(Document transcription data)
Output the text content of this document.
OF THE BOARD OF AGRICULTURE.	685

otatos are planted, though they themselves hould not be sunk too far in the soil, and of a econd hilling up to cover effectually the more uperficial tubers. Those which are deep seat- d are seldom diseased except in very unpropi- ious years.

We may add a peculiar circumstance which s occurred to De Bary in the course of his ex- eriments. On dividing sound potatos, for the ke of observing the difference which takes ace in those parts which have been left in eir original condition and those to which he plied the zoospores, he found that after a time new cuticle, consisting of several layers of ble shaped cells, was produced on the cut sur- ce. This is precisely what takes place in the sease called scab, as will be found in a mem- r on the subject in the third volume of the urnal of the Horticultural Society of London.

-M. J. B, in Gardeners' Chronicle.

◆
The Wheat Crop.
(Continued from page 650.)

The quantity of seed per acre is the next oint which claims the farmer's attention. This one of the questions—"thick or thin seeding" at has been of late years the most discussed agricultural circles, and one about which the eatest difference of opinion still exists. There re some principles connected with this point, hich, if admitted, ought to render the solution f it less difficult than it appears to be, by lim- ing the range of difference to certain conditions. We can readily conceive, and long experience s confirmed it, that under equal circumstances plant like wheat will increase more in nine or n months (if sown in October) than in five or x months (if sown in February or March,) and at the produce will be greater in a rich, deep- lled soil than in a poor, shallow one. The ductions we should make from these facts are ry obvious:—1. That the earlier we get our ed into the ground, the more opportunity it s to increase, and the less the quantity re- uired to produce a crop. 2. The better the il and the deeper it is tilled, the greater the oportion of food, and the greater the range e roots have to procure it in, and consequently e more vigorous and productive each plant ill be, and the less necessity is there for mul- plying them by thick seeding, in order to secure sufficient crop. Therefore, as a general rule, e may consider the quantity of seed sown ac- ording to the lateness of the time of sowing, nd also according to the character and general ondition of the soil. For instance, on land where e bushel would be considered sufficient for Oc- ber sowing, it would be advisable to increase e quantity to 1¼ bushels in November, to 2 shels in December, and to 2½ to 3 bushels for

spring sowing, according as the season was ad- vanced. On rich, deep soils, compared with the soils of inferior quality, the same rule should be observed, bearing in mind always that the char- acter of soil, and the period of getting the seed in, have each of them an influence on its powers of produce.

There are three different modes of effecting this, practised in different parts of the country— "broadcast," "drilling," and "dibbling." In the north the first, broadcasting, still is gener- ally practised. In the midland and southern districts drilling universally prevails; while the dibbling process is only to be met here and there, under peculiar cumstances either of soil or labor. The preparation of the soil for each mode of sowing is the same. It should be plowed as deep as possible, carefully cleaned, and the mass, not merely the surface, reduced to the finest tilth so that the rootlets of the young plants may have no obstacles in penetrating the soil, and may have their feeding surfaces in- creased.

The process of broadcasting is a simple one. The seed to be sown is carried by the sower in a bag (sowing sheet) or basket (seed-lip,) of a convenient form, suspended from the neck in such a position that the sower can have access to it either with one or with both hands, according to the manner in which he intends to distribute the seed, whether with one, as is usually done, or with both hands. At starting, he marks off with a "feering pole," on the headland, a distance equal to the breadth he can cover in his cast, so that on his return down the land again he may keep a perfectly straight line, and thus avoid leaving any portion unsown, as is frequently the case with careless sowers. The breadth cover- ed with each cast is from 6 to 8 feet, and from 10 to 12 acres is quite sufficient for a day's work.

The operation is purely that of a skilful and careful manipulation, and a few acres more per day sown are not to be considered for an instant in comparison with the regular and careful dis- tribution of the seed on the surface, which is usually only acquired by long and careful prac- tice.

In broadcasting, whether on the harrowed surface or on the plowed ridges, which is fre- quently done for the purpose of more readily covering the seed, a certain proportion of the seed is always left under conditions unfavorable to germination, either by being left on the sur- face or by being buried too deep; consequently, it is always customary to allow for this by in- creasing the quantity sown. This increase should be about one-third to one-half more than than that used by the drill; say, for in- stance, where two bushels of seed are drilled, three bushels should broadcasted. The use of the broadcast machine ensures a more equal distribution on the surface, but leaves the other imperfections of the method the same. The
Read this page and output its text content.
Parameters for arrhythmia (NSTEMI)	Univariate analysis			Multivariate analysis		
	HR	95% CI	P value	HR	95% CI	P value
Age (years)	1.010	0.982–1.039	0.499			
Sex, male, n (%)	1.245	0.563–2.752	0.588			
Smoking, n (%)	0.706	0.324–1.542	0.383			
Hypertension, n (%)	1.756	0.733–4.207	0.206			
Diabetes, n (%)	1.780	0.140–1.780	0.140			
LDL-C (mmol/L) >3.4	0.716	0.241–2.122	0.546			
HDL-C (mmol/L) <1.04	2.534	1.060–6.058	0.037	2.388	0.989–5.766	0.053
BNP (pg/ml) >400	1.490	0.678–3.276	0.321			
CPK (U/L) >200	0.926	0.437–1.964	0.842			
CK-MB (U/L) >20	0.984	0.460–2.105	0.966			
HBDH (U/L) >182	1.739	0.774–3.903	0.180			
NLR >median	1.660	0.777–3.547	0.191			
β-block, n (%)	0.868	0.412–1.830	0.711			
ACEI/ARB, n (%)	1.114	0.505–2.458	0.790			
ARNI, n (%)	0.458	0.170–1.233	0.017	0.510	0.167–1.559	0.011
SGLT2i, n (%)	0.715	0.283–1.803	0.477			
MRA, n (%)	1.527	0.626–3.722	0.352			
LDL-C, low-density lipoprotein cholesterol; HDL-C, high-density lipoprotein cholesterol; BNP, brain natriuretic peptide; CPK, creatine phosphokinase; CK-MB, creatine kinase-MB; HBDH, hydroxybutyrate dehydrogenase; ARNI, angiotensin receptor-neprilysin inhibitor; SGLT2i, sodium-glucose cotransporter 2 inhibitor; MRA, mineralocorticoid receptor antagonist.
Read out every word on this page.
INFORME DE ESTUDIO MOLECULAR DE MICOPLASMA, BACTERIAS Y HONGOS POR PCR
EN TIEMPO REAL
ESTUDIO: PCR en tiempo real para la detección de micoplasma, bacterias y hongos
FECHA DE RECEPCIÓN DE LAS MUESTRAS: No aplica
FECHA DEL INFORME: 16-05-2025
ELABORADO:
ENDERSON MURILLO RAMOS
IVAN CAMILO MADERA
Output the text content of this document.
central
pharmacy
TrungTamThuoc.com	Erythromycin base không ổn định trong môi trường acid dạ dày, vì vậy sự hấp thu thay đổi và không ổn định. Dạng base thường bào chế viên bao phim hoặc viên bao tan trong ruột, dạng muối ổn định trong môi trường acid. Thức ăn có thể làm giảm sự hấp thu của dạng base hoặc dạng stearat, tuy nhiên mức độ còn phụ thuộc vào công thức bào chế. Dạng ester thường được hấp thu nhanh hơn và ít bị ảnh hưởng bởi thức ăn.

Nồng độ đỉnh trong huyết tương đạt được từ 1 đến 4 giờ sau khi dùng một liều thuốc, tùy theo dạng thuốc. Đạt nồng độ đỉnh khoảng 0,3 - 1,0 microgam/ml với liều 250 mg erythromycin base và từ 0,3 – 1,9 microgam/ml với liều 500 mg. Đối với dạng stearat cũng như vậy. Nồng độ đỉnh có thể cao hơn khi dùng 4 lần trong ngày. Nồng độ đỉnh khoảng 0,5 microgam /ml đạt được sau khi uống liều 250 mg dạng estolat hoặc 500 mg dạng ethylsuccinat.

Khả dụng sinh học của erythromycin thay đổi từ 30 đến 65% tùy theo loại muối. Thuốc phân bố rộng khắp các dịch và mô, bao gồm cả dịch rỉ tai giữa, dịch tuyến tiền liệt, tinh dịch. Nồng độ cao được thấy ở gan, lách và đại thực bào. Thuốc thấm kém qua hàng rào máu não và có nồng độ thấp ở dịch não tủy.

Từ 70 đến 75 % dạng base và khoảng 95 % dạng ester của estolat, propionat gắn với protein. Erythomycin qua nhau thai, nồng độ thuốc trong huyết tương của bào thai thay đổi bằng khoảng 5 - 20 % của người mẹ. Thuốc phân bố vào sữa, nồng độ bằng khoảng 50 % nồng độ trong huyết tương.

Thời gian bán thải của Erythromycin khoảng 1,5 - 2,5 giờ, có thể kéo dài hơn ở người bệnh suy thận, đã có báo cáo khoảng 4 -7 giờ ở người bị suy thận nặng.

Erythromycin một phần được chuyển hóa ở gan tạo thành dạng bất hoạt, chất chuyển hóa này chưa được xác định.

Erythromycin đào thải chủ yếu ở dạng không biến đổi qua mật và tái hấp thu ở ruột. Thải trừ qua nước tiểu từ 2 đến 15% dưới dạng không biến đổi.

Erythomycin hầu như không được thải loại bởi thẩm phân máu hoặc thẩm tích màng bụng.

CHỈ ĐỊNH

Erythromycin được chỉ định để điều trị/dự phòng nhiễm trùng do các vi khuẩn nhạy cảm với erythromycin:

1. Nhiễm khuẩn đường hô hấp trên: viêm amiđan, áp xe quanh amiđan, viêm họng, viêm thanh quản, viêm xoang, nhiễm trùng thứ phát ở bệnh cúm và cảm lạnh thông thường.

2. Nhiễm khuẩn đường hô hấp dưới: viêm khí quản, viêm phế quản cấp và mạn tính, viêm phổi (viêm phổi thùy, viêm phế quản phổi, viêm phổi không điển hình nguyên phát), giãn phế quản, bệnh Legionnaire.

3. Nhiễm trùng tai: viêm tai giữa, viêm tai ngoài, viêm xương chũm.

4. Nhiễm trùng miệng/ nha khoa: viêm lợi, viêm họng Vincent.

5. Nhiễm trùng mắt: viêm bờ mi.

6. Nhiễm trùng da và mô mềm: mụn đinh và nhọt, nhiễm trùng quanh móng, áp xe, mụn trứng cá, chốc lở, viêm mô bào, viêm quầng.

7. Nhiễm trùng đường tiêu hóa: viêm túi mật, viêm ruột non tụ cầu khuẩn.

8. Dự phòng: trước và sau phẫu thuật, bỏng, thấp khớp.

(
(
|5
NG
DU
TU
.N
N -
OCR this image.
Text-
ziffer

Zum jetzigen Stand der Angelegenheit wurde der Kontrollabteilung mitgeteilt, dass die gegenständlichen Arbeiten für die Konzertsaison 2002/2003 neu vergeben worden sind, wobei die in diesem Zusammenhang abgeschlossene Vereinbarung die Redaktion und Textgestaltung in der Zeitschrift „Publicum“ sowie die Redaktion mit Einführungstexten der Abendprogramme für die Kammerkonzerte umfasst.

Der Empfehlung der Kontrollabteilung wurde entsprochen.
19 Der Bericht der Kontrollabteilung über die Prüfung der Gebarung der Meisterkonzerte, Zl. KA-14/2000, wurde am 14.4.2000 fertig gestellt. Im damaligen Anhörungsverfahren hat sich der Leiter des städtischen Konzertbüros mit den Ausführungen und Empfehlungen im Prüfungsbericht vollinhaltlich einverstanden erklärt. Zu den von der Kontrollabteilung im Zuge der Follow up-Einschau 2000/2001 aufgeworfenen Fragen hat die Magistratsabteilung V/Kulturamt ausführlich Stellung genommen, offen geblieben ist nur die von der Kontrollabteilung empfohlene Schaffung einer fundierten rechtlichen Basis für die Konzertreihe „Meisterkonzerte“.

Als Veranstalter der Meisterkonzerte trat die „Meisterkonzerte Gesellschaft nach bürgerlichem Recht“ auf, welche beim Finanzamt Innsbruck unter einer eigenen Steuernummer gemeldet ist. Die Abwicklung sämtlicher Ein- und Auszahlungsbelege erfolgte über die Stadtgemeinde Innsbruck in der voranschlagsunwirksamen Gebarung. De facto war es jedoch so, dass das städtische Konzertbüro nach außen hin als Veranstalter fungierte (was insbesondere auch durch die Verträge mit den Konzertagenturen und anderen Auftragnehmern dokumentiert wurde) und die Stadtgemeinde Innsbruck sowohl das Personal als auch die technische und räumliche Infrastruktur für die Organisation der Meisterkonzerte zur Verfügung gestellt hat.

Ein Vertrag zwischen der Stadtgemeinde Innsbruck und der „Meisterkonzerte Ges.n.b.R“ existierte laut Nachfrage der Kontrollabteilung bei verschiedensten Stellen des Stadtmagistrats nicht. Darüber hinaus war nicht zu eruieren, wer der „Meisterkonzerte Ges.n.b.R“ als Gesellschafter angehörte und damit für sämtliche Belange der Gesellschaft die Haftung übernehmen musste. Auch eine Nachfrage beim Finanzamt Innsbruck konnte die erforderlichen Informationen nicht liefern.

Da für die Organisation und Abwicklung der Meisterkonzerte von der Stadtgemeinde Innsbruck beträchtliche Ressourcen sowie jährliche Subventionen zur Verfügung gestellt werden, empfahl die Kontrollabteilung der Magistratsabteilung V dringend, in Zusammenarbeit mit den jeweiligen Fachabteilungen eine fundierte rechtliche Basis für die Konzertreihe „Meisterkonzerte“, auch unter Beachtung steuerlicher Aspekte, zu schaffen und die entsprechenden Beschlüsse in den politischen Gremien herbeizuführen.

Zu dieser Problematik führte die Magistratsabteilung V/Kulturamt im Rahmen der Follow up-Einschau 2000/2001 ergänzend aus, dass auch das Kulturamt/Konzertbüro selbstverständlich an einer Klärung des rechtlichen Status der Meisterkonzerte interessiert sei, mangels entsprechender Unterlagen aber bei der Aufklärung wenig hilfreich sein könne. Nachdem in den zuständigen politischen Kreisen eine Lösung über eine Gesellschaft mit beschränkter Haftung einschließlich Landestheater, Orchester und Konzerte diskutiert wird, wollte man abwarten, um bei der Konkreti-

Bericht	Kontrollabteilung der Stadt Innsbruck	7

● What you should do
Your task is to find every line above containing the word "mmol" and copy it.

● Answer to the problem
LDL-C (mmol/L) >3.4	0.716	0.241–2.122	0.546			
HDL-C (mmol/L) <1.04	2.534	1.060–6.058	0.037	2.388	0.989–5.766	0.053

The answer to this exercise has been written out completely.